* PROBLEM TO SOLVE
Copy every line that contains the string "three" from the entries below.

* ITEMS
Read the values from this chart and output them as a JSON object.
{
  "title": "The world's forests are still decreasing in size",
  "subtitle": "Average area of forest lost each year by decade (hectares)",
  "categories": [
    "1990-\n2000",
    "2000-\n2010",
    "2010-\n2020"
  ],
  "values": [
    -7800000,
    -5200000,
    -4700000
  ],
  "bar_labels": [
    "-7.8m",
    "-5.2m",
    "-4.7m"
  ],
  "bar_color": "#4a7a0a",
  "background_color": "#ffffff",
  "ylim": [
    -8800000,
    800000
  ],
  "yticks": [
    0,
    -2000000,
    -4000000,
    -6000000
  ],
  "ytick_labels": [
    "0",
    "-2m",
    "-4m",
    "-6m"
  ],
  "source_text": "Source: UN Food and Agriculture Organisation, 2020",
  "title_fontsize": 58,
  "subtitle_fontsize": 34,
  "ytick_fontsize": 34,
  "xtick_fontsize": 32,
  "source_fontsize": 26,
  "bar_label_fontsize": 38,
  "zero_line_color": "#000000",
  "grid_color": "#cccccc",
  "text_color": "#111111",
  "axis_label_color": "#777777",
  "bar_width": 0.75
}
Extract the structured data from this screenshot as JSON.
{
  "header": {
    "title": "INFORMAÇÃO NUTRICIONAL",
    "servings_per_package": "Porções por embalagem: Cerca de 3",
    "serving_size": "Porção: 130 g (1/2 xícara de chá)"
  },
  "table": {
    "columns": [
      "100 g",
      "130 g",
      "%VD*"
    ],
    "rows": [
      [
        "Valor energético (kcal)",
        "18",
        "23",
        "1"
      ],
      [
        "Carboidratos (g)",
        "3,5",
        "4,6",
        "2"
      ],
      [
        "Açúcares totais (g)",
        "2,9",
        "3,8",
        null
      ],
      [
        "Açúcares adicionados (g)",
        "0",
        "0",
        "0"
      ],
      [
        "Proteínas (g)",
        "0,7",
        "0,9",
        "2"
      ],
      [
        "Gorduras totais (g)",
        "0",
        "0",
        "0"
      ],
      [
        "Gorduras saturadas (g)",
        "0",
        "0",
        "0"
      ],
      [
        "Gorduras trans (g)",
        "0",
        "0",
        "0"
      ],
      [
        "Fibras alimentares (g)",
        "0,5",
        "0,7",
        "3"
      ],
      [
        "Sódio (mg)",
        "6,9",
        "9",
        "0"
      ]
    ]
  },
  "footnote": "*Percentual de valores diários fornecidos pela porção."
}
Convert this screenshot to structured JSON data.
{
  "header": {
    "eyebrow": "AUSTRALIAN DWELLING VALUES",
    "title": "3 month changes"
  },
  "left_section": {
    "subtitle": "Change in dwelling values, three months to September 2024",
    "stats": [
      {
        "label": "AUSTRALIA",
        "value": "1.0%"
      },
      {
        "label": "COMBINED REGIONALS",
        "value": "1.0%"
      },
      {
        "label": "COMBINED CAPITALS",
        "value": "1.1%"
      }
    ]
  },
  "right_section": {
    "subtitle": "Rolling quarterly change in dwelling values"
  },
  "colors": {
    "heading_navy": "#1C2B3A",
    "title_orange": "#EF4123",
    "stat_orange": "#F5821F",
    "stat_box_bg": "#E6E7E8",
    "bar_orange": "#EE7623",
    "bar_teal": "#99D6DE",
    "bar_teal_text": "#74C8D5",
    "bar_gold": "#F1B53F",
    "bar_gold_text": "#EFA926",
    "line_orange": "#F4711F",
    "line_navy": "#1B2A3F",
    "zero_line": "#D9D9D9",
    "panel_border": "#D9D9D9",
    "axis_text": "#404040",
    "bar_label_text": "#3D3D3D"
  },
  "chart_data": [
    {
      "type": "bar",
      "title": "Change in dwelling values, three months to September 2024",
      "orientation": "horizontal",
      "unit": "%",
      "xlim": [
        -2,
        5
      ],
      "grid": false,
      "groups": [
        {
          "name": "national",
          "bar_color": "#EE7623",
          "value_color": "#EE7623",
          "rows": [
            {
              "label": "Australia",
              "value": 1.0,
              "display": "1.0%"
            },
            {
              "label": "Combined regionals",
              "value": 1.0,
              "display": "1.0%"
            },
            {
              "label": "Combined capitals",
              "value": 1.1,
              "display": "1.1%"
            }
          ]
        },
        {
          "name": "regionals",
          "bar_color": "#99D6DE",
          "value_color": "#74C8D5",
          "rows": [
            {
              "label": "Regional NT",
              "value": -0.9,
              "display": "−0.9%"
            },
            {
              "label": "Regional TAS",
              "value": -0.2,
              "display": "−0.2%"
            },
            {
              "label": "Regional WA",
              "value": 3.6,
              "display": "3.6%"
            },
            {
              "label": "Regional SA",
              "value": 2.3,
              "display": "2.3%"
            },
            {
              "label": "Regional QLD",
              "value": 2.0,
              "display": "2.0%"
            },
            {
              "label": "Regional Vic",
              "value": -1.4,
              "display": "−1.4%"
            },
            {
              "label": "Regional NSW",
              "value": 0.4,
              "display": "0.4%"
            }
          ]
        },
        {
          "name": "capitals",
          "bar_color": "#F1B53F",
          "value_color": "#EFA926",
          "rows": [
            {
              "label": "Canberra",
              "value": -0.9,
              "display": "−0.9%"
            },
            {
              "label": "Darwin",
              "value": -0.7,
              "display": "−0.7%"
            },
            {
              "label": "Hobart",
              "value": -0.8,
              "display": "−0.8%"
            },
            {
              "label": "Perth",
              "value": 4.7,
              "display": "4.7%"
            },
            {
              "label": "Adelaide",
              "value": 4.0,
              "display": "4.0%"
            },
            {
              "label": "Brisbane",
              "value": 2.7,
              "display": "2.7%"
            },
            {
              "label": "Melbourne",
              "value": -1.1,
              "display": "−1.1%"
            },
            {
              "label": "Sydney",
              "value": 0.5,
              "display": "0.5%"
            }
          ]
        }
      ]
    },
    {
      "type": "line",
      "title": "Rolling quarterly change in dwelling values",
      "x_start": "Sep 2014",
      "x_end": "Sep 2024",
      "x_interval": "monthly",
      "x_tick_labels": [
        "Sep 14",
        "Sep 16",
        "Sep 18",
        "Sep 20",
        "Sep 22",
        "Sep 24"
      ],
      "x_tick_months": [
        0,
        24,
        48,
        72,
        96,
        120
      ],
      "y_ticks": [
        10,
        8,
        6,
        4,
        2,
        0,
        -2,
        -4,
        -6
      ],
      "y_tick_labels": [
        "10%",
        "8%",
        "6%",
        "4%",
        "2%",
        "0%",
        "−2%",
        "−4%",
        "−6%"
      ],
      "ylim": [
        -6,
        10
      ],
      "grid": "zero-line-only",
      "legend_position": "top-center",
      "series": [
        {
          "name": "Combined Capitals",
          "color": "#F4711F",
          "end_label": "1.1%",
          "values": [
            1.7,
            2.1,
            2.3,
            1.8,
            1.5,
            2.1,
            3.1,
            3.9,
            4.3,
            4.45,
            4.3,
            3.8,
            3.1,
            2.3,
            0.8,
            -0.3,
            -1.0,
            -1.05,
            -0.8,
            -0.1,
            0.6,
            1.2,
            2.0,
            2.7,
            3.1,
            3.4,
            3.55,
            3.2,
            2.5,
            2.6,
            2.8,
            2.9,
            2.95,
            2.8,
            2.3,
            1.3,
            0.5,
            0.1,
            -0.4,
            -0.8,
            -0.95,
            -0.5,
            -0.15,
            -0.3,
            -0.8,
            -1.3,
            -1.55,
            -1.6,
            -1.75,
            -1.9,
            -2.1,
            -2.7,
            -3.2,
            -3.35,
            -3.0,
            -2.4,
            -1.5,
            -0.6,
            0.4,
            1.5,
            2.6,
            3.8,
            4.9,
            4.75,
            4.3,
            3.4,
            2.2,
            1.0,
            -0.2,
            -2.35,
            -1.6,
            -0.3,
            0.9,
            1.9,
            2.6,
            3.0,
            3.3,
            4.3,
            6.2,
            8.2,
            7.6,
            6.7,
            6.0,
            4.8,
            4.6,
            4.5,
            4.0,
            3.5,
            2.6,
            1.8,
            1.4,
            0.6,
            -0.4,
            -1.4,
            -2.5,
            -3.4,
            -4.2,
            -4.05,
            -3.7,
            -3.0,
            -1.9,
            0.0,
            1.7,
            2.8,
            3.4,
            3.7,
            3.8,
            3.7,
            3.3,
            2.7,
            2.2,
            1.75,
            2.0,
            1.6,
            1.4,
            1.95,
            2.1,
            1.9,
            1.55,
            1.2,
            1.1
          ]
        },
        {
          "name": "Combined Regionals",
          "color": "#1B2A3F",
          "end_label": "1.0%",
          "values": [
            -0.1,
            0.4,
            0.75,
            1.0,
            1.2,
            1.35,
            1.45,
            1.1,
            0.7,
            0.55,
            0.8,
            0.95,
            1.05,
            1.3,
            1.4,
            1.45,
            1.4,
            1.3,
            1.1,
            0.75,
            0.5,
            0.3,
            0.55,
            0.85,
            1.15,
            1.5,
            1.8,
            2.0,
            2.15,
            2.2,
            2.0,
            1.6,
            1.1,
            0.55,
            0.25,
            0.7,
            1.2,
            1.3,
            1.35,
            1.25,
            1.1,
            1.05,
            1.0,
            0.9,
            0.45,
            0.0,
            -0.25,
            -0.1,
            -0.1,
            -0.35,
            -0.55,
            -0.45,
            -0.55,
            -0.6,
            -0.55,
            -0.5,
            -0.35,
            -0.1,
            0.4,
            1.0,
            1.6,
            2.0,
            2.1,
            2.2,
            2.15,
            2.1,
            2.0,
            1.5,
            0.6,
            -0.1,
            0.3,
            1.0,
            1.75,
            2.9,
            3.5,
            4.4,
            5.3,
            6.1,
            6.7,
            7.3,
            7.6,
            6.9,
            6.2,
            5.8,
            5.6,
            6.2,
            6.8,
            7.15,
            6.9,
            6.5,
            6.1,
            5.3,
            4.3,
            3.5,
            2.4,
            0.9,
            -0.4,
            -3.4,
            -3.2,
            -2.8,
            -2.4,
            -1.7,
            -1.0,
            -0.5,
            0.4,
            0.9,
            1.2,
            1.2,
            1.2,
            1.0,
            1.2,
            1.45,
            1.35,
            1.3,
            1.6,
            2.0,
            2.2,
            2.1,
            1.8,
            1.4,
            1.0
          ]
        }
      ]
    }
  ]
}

* SOLUTION TO THE PROBLEM
    "subtitle": "Change in dwelling values, three months to September 2024",
      "title": "Change in dwelling values, three months to September 2024",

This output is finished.